==== DATA FOR THE TASK ====
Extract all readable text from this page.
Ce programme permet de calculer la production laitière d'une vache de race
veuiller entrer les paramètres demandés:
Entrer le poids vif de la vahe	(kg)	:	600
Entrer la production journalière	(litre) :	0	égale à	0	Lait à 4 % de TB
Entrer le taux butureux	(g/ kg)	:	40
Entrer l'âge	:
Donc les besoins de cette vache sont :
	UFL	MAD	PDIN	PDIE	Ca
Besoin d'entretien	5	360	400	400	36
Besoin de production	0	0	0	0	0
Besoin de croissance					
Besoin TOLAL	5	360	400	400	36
====
§ EXERCISE:
Copy each line of the preceding data that contains the string "vache".

§ TASK SOLUTION:
Ce programme permet de calculer la production laitière d'une vache de race
Donc les besoins de cette vache sont :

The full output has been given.